*TASK*. Narrow the data below down to the lines containing "について".

*GIVEN INFORMATION*.
---------------

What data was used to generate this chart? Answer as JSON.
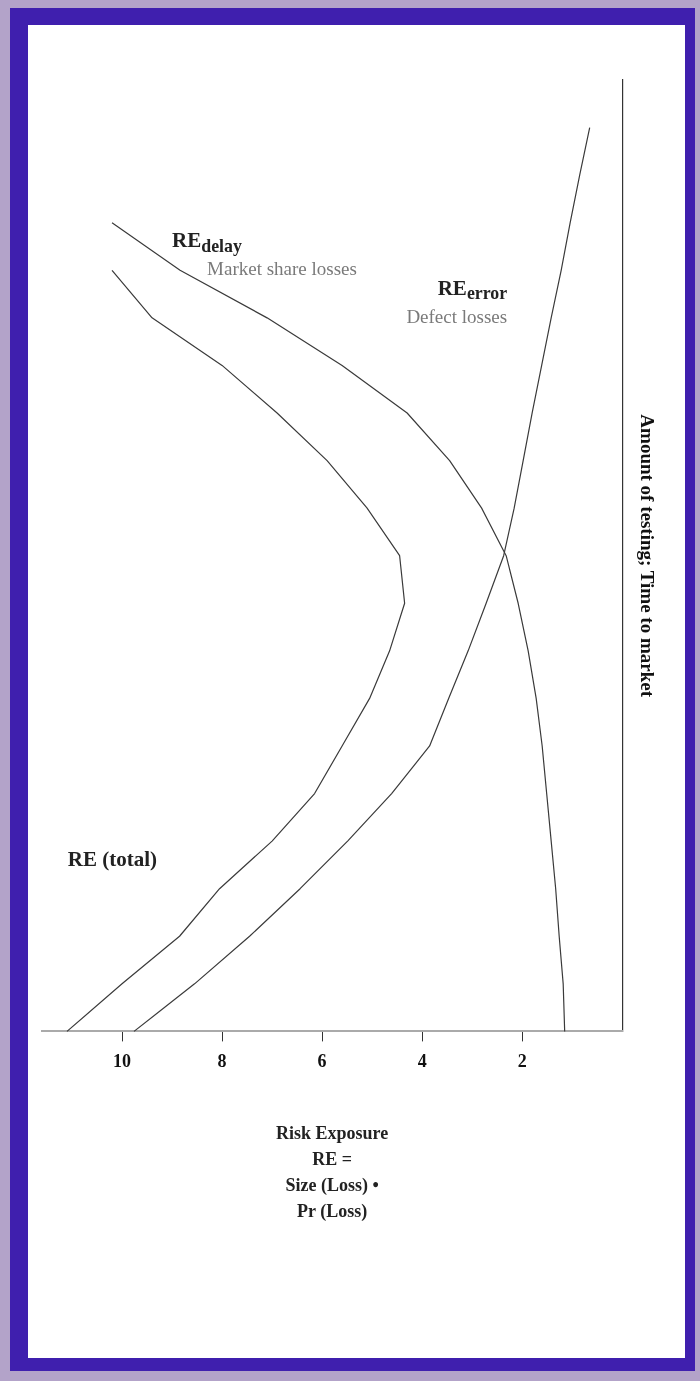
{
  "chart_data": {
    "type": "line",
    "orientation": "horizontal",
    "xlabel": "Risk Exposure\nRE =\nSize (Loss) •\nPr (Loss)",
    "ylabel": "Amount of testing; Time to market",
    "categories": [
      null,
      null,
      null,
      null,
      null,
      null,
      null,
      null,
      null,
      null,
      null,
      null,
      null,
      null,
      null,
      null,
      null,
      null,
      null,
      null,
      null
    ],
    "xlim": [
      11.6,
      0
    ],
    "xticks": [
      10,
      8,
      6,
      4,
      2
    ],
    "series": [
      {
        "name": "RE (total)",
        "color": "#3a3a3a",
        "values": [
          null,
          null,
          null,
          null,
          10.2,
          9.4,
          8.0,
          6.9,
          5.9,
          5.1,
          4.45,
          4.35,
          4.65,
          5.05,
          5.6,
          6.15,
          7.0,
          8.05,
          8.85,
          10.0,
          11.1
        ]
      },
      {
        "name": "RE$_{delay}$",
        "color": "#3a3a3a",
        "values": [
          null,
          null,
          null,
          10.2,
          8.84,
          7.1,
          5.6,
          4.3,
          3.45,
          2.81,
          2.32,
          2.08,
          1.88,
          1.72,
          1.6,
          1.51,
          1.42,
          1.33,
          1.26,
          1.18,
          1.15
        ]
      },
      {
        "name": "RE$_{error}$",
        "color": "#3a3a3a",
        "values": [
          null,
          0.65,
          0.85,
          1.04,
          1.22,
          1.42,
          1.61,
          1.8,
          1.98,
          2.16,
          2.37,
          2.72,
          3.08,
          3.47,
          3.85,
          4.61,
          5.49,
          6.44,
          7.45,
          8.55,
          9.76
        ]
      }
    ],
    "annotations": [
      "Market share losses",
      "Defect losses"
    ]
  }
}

---------------

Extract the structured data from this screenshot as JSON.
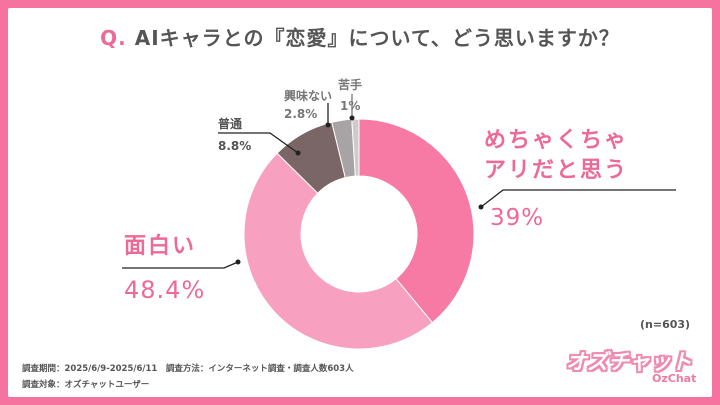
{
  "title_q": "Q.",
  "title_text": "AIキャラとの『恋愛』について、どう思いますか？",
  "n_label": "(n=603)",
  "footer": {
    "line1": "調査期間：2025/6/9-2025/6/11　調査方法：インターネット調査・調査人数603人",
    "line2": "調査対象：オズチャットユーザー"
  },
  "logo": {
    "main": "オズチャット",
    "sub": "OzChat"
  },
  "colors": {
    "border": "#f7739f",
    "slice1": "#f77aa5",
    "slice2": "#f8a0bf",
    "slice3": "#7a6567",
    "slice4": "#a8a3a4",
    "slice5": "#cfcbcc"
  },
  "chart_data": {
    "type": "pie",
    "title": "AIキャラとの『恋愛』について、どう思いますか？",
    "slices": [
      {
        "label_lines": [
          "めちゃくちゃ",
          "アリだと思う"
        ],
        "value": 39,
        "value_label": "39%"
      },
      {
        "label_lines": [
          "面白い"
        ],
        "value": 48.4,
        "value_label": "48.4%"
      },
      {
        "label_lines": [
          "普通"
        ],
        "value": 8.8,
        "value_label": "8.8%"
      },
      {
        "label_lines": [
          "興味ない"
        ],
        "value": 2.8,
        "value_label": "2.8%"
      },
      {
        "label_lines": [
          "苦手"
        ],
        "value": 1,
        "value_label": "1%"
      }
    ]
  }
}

---------------

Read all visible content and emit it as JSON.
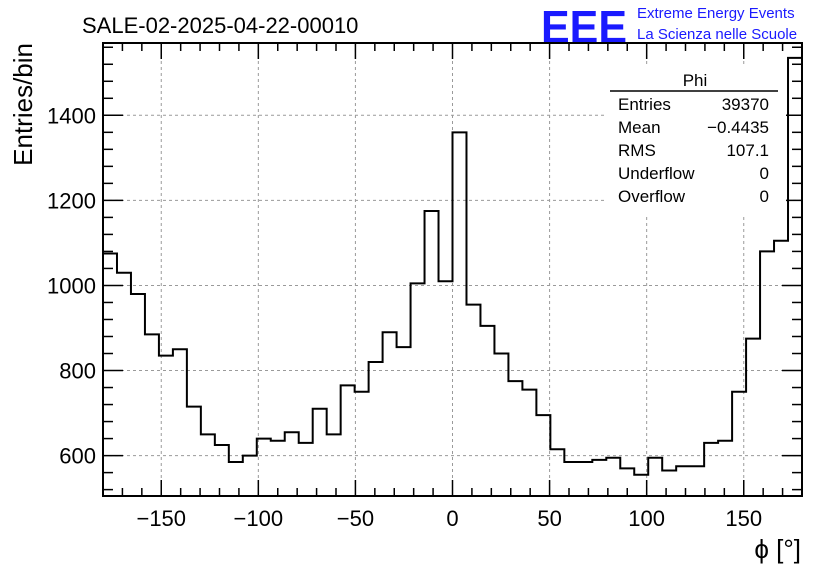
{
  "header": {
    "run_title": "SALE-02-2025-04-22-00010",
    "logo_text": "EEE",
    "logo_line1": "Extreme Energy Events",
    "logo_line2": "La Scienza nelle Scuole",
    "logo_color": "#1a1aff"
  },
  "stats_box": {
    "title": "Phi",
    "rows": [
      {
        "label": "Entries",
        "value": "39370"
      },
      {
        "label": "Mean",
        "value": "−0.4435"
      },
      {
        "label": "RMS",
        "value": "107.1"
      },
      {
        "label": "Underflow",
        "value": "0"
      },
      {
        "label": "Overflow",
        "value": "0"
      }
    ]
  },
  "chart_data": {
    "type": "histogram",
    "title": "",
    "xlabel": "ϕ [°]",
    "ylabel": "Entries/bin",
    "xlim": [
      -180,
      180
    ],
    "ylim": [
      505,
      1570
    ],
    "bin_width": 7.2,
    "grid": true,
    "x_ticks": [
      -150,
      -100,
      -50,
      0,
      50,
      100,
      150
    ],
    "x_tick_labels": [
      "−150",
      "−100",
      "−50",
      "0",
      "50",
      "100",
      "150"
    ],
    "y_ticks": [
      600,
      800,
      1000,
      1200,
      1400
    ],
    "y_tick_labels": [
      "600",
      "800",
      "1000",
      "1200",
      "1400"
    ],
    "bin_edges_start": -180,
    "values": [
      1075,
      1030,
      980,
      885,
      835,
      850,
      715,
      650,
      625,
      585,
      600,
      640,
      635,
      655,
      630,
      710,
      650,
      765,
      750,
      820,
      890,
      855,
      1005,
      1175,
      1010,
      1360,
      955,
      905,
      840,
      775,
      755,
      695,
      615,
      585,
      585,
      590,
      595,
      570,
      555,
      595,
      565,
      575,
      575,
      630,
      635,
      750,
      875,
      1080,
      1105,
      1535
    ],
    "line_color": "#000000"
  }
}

---------------

*EXERCISE RESULT*.
  "title_text": "AIキャラとの『恋愛』について、どう思いますか？",
    "title": "AIキャラとの『恋愛』について、どう思いますか？",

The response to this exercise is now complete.